Raw data

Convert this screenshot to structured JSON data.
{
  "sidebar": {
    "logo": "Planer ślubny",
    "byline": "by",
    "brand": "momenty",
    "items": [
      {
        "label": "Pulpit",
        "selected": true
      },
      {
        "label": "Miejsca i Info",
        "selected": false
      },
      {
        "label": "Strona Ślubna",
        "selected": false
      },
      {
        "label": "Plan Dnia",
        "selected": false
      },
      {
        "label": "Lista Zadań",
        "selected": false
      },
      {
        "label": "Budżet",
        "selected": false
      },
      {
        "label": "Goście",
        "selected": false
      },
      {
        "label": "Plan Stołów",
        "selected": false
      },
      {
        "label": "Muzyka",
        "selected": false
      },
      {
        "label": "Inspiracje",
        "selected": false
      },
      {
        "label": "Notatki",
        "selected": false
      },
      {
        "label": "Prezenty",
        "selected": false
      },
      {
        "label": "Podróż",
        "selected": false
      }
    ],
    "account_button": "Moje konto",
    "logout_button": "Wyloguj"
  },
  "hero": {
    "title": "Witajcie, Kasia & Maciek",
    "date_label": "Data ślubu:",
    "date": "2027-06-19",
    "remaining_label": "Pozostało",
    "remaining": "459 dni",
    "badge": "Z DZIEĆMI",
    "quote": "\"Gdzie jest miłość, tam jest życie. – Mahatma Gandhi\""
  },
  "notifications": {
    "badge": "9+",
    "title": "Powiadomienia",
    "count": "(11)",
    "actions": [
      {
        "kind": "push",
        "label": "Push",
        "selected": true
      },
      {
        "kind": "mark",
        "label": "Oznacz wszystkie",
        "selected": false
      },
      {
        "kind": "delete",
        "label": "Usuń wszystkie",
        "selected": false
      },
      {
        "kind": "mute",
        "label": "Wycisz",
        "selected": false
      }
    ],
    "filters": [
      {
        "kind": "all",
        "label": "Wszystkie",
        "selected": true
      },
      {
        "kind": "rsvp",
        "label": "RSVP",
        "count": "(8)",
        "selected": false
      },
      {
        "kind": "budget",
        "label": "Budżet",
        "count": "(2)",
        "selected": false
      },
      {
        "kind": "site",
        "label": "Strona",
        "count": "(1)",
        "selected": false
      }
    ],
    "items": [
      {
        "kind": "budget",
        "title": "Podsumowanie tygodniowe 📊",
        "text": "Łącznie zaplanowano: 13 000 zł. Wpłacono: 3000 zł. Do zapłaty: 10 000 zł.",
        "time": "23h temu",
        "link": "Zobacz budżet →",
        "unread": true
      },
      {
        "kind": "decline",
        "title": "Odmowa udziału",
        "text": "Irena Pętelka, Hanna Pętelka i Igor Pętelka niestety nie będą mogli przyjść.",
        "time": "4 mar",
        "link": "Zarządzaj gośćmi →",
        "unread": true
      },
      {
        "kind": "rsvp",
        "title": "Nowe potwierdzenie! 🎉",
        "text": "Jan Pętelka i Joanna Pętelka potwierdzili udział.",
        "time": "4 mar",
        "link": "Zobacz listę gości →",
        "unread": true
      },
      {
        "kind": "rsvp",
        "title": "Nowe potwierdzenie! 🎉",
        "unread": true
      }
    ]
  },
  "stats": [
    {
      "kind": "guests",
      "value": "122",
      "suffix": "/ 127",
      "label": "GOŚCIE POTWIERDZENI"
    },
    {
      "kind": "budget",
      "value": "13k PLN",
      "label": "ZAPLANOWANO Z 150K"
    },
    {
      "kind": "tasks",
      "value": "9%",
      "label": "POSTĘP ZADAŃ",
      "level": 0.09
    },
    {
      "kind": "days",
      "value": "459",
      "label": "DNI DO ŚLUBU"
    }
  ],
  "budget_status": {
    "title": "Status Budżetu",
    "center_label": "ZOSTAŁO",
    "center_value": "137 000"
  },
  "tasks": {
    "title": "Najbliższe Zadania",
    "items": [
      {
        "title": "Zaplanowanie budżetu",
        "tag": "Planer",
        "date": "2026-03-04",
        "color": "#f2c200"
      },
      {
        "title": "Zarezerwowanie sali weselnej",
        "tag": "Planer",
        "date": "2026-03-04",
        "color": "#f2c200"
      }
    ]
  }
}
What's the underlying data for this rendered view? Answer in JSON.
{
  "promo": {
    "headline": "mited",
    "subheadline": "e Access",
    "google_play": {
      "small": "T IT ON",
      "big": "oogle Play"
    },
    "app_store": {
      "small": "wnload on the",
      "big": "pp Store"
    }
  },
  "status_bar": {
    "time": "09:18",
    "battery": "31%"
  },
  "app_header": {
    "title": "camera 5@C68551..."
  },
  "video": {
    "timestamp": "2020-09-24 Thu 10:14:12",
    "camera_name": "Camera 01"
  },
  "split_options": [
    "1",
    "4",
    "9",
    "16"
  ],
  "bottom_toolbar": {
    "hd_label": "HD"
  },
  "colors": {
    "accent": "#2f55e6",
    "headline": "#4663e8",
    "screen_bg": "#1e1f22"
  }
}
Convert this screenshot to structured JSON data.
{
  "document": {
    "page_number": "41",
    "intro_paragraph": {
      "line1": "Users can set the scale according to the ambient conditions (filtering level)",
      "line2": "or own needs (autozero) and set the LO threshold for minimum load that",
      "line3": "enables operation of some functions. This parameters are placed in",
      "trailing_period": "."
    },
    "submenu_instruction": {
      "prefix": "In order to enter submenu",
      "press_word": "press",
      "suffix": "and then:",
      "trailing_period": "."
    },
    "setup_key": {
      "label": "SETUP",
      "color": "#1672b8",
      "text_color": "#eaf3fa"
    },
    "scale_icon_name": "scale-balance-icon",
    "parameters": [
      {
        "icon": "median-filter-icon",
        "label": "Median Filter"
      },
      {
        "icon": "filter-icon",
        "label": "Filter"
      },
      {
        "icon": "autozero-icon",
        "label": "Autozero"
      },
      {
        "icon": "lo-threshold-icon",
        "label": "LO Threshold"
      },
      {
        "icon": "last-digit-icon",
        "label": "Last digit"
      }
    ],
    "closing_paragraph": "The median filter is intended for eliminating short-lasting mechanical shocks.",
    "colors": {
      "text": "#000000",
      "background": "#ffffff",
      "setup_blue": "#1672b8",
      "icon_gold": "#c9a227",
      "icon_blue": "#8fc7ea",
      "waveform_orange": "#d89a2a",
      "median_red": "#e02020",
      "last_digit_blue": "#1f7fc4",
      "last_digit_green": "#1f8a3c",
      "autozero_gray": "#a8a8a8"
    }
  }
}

Exercise goal
Retype the records that precede this task, keeping them exactly the same.

Solution for this task
Convert this screenshot to structured JSON data.
{
  "sidebar": {
    "logo": "Planer ślubny",
    "byline": "by",
    "brand": "momenty",
    "items": [
      {
        "label": "Pulpit",
        "selected": true
      },
      {
        "label": "Miejsca i Info",
        "selected": false
      },
      {
        "label": "Strona Ślubna",
        "selected": false
      },
      {
        "label": "Plan Dnia",
        "selected": false
      },
      {
        "label": "Lista Zadań",
        "selected": false
      },
      {
        "label": "Budżet",
        "selected": false
      },
      {
        "label": "Goście",
        "selected": false
      },
      {
        "label": "Plan Stołów",
        "selected": false
      },
      {
        "label": "Muzyka",
        "selected": false
      },
      {
        "label": "Inspiracje",
        "selected": false
      },
      {
        "label": "Notatki",
        "selected": false
      },
      {
        "label": "Prezenty",
        "selected": false
      },
      {
        "label": "Podróż",
        "selected": false
      }
    ],
    "account_button": "Moje konto",
    "logout_button": "Wyloguj"
  },
  "hero": {
    "title": "Witajcie, Kasia & Maciek",
    "date_label": "Data ślubu:",
    "date": "2027-06-19",
    "remaining_label": "Pozostało",
    "remaining": "459 dni",
    "badge": "Z DZIEĆMI",
    "quote": "\"Gdzie jest miłość, tam jest życie. – Mahatma Gandhi\""
  },
  "notifications": {
    "badge": "9+",
    "title": "Powiadomienia",
    "count": "(11)",
    "actions": [
      {
        "kind": "push",
        "label": "Push",
        "selected": true
      },
      {
        "kind": "mark",
        "label": "Oznacz wszystkie",
        "selected": false
      },
      {
        "kind": "delete",
        "label": "Usuń wszystkie",
        "selected": false
      },
      {
        "kind": "mute",
        "label": "Wycisz",
        "selected": false
      }
    ],
    "filters": [
      {
        "kind": "all",
        "label": "Wszystkie",
        "selected": true
      },
      {
        "kind": "rsvp",
        "label": "RSVP",
        "count": "(8)",
        "selected": false
      },
      {
        "kind": "budget",
        "label": "Budżet",
        "count": "(2)",
        "selected": false
      },
      {
        "kind": "site",
        "label": "Strona",
        "count": "(1)",
        "selected": false
      }
    ],
    "items": [
      {
        "kind": "budget",
        "title": "Podsumowanie tygodniowe 📊",
        "text": "Łącznie zaplanowano: 13 000 zł. Wpłacono: 3000 zł. Do zapłaty: 10 000 zł.",
        "time": "23h temu",
        "link": "Zobacz budżet →",
        "unread": true
      },
      {
        "kind": "decline",
        "title": "Odmowa udziału",
        "text": "Irena Pętelka, Hanna Pętelka i Igor Pętelka niestety nie będą mogli przyjść.",
        "time": "4 mar",
        "link": "Zarządzaj gośćmi →",
        "unread": true
      },
      {
        "kind": "rsvp",
        "title": "Nowe potwierdzenie! 🎉",
        "text": "Jan Pętelka i Joanna Pętelka potwierdzili udział.",
        "time": "4 mar",
        "link": "Zobacz listę gości →",
        "unread": true
      },
      {
        "kind": "rsvp",
        "title": "Nowe potwierdzenie! 🎉",
        "unread": true
      }
    ]
  },
  "stats": [
    {
      "kind": "guests",
      "value": "122",
      "suffix": "/ 127",
      "label": "GOŚCIE POTWIERDZENI"
    },
    {
      "kind": "budget",
      "value": "13k PLN",
      "label": "ZAPLANOWANO Z 150K"
    },
    {
      "kind": "tasks",
      "value": "9%",
      "label": "POSTĘP ZADAŃ",
      "level": 0.09
    },
    {
      "kind": "days",
      "value": "459",
      "label": "DNI DO ŚLUBU"
    }
  ],
  "budget_status": {
    "title": "Status Budżetu",
    "center_label": "ZOSTAŁO",
    "center_value": "137 000"
  },
  "tasks": {
    "title": "Najbliższe Zadania",
    "items": [
      {
        "title": "Zaplanowanie budżetu",
        "tag": "Planer",
        "date": "2026-03-04",
        "color": "#f2c200"
      },
      {
        "title": "Zarezerwowanie sali weselnej",
        "tag": "Planer",
        "date": "2026-03-04",
        "color": "#f2c200"
      }
    ]
  }
}
What's the underlying data for this rendered view? Answer in JSON.
{
  "promo": {
    "headline": "mited",
    "subheadline": "e Access",
    "google_play": {
      "small": "T IT ON",
      "big": "oogle Play"
    },
    "app_store": {
      "small": "wnload on the",
      "big": "pp Store"
    }
  },
  "status_bar": {
    "time": "09:18",
    "battery": "31%"
  },
  "app_header": {
    "title": "camera 5@C68551..."
  },
  "video": {
    "timestamp": "2020-09-24 Thu 10:14:12",
    "camera_name": "Camera 01"
  },
  "split_options": [
    "1",
    "4",
    "9",
    "16"
  ],
  "bottom_toolbar": {
    "hd_label": "HD"
  },
  "colors": {
    "accent": "#2f55e6",
    "headline": "#4663e8",
    "screen_bg": "#1e1f22"
  }
}
Convert this screenshot to structured JSON data.
{
  "document": {
    "page_number": "41",
    "intro_paragraph": {
      "line1": "Users can set the scale according to the ambient conditions (filtering level)",
      "line2": "or own needs (autozero) and set the LO threshold for minimum load that",
      "line3": "enables operation of some functions. This parameters are placed in",
      "trailing_period": "."
    },
    "submenu_instruction": {
      "prefix": "In order to enter submenu",
      "press_word": "press",
      "suffix": "and then:",
      "trailing_period": "."
    },
    "setup_key": {
      "label": "SETUP",
      "color": "#1672b8",
      "text_color": "#eaf3fa"
    },
    "scale_icon_name": "scale-balance-icon",
    "parameters": [
      {
        "icon": "median-filter-icon",
        "label": "Median Filter"
      },
      {
        "icon": "filter-icon",
        "label": "Filter"
      },
      {
        "icon": "autozero-icon",
        "label": "Autozero"
      },
      {
        "icon": "lo-threshold-icon",
        "label": "LO Threshold"
      },
      {
        "icon": "last-digit-icon",
        "label": "Last digit"
      }
    ],
    "closing_paragraph": "The median filter is intended for eliminating short-lasting mechanical shocks.",
    "colors": {
      "text": "#000000",
      "background": "#ffffff",
      "setup_blue": "#1672b8",
      "icon_gold": "#c9a227",
      "icon_blue": "#8fc7ea",
      "waveform_orange": "#d89a2a",
      "median_red": "#e02020",
      "last_digit_blue": "#1f7fc4",
      "last_digit_green": "#1f8a3c",
      "autozero_gray": "#a8a8a8"
    }
  }
}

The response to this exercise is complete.